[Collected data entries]
================================
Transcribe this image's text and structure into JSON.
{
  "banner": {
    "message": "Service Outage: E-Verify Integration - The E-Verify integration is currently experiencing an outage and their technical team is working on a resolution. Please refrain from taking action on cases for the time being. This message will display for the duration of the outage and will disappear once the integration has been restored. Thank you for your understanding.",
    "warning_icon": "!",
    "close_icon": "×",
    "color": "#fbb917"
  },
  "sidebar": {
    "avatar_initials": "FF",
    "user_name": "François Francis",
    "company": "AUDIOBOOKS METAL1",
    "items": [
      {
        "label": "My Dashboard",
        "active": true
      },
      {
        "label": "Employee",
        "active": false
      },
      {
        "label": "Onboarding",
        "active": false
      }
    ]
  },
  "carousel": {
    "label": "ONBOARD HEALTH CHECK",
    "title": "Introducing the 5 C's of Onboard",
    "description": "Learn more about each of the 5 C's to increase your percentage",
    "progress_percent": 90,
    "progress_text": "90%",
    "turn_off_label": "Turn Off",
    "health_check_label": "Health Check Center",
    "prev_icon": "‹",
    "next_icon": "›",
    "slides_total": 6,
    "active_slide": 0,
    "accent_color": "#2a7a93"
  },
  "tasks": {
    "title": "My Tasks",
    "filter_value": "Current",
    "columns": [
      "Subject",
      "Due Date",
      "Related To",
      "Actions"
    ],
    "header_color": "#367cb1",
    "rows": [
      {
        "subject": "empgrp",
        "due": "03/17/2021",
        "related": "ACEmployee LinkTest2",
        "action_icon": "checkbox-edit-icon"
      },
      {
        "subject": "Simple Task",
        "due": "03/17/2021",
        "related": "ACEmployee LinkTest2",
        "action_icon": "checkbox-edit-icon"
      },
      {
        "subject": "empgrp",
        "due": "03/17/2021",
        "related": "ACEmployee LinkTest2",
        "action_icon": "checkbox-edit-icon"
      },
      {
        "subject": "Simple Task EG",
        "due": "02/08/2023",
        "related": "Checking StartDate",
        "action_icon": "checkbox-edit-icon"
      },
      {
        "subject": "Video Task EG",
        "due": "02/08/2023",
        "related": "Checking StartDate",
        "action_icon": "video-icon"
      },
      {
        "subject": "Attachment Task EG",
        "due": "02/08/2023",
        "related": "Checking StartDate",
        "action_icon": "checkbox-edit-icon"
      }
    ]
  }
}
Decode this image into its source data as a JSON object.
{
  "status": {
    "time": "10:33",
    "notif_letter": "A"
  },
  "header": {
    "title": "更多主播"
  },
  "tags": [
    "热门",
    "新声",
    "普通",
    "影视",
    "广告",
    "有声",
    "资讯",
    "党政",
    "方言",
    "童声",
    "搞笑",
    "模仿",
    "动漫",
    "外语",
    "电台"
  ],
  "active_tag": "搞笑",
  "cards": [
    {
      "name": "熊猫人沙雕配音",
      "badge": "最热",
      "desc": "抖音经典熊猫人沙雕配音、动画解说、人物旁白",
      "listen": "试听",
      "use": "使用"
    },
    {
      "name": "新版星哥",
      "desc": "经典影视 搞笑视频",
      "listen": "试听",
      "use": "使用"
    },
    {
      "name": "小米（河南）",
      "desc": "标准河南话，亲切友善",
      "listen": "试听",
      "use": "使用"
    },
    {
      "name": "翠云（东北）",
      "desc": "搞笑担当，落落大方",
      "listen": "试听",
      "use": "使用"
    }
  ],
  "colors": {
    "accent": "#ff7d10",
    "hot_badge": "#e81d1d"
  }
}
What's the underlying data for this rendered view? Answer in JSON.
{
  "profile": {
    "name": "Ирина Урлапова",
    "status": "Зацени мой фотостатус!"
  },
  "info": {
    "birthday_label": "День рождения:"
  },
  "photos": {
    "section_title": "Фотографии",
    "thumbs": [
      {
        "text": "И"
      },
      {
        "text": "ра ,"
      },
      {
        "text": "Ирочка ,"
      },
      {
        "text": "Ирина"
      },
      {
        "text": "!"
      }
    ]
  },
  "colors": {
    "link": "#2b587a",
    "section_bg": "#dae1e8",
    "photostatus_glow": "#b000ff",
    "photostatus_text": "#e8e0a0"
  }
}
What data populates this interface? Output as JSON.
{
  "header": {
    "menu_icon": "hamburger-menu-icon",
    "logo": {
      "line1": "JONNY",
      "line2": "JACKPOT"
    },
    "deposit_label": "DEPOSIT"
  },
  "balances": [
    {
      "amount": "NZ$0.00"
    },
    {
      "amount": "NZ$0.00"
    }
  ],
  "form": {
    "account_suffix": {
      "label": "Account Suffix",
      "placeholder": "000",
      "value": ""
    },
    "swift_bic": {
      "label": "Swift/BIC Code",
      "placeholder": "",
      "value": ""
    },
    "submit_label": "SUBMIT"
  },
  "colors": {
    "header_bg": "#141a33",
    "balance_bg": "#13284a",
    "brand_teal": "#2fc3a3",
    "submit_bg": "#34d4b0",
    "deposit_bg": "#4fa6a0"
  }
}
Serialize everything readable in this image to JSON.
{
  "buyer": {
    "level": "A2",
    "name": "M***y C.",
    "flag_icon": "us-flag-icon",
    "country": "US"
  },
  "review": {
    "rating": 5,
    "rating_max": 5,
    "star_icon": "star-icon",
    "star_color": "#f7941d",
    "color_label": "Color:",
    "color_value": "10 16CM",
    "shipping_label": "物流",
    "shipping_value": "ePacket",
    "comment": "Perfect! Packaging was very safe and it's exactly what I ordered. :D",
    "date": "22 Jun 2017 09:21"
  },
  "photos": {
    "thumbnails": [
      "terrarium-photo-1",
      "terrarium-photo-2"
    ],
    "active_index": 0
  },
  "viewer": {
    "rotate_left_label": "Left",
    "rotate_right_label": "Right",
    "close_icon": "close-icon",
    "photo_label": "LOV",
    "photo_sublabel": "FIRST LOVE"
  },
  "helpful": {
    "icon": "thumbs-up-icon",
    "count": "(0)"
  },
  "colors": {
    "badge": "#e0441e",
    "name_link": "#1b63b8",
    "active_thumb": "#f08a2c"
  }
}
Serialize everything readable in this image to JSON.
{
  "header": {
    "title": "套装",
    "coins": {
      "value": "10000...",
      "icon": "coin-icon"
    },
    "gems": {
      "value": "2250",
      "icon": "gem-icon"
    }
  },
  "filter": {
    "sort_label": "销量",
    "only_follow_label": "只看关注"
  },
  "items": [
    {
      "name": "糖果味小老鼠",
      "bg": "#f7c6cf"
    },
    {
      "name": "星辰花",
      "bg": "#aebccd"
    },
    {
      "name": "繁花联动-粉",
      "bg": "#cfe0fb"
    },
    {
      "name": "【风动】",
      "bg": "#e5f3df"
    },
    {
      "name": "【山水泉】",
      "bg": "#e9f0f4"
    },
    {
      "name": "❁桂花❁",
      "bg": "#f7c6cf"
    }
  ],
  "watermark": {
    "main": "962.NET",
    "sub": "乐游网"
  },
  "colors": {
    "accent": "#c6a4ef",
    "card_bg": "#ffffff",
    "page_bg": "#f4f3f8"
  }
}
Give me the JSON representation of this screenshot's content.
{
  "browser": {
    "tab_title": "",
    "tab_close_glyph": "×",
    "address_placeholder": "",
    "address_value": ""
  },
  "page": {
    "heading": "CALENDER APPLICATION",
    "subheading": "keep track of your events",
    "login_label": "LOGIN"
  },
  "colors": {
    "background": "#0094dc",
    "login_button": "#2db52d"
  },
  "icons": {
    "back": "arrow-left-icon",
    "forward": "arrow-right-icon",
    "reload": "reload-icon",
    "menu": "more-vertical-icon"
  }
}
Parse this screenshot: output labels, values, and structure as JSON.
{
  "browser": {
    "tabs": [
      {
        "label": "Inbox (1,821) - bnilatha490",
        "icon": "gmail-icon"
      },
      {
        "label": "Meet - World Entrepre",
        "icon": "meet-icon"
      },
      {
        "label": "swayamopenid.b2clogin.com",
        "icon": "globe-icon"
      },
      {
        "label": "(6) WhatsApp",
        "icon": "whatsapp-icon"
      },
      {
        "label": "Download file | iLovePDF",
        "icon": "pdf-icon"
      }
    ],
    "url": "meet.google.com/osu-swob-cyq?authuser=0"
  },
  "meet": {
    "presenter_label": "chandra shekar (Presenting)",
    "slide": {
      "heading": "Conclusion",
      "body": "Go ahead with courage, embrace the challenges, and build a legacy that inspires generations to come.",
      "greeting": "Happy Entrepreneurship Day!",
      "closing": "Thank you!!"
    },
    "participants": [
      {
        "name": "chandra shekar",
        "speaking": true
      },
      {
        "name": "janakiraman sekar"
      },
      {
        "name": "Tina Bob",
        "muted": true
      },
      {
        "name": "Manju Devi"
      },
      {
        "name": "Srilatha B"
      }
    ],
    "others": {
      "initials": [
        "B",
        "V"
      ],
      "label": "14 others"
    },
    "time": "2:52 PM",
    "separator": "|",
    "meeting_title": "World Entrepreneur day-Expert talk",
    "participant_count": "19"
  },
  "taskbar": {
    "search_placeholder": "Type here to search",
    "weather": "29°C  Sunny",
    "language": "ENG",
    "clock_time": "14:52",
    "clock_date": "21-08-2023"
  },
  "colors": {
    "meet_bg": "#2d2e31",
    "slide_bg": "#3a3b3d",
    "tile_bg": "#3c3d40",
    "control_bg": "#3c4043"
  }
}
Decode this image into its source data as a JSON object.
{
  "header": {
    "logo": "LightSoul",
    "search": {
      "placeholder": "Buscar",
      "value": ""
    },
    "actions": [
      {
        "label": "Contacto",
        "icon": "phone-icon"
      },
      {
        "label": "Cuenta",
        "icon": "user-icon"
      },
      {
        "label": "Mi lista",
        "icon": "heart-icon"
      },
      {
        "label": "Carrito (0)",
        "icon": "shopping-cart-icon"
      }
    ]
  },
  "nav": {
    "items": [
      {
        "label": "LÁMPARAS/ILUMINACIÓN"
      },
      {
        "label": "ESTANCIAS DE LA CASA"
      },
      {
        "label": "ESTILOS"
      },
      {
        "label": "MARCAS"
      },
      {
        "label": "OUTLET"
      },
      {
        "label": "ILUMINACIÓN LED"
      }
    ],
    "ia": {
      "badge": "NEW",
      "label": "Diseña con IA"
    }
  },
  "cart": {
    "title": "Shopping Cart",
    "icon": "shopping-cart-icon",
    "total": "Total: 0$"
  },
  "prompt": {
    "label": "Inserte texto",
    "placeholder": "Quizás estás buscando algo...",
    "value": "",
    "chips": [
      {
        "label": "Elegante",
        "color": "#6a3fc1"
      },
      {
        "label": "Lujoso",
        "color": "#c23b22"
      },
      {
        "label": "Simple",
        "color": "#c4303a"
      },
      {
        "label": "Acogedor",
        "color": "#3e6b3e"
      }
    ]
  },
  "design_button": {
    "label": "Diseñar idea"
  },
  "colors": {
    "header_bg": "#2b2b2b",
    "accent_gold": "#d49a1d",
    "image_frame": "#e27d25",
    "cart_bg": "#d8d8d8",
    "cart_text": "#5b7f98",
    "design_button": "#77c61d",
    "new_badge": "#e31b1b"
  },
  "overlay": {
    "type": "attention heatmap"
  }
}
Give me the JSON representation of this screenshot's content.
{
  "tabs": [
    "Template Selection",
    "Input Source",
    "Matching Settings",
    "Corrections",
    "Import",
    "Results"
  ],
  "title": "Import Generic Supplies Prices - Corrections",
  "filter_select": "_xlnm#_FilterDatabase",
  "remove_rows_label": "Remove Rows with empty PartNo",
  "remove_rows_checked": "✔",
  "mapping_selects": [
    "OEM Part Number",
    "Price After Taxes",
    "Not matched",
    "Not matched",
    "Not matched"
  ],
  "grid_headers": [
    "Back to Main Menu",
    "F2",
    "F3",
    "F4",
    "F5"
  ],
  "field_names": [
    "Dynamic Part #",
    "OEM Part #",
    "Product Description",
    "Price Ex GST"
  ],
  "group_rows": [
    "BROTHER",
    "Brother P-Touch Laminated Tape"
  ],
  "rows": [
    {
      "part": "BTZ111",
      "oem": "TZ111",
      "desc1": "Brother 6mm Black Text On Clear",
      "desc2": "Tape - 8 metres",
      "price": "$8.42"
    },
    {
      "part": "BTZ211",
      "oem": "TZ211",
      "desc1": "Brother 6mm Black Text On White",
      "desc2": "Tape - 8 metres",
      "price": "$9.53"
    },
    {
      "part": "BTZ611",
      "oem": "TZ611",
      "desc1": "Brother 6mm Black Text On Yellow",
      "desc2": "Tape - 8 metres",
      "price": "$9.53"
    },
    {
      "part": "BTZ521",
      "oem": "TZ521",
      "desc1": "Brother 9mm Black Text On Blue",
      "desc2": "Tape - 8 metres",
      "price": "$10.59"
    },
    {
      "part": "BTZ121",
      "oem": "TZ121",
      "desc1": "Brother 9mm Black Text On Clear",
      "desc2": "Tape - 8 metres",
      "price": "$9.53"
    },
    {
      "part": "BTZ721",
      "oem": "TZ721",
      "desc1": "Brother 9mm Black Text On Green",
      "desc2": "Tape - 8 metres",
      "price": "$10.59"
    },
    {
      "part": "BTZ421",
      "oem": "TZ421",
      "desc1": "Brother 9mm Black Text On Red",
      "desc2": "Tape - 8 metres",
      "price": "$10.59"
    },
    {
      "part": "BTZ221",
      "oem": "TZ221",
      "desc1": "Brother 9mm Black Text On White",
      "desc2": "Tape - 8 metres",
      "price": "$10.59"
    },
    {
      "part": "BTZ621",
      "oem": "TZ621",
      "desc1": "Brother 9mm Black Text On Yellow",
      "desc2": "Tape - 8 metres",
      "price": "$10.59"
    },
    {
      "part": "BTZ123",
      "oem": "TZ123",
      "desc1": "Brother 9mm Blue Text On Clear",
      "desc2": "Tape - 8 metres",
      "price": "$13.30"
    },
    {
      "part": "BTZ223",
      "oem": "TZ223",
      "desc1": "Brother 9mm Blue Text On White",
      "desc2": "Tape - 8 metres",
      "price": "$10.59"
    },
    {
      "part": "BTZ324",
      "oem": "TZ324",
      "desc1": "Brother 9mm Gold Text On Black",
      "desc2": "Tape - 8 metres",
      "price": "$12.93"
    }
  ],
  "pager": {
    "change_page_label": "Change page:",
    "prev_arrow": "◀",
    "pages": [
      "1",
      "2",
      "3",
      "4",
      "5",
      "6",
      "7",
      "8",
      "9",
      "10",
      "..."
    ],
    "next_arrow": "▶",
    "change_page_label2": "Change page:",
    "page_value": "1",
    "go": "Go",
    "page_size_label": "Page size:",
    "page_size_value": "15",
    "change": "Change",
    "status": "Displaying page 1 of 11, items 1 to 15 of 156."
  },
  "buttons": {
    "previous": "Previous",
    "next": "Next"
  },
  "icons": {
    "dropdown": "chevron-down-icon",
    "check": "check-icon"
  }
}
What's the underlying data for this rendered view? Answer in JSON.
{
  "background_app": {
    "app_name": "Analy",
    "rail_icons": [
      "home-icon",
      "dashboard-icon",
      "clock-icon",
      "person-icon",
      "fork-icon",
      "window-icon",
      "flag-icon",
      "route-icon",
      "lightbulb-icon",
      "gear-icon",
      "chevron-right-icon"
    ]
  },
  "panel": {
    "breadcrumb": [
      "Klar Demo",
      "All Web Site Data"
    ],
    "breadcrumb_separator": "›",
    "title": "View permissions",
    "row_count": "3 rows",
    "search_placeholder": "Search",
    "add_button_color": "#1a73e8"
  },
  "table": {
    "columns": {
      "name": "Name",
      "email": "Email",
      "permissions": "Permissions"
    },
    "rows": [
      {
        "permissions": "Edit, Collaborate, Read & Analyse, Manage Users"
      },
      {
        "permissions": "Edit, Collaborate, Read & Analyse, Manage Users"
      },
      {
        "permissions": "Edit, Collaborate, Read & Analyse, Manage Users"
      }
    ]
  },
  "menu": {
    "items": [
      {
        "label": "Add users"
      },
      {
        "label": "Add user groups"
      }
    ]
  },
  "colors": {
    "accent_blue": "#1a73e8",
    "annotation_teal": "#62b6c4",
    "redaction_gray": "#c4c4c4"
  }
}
================================
▶ _Goal_:
Check each line of the records for the word "structure" and extract those that contain it.

▶ _Exercise output_:
Transcribe this image's text and structure into JSON.
Parse this screenshot: output labels, values, and structure as JSON.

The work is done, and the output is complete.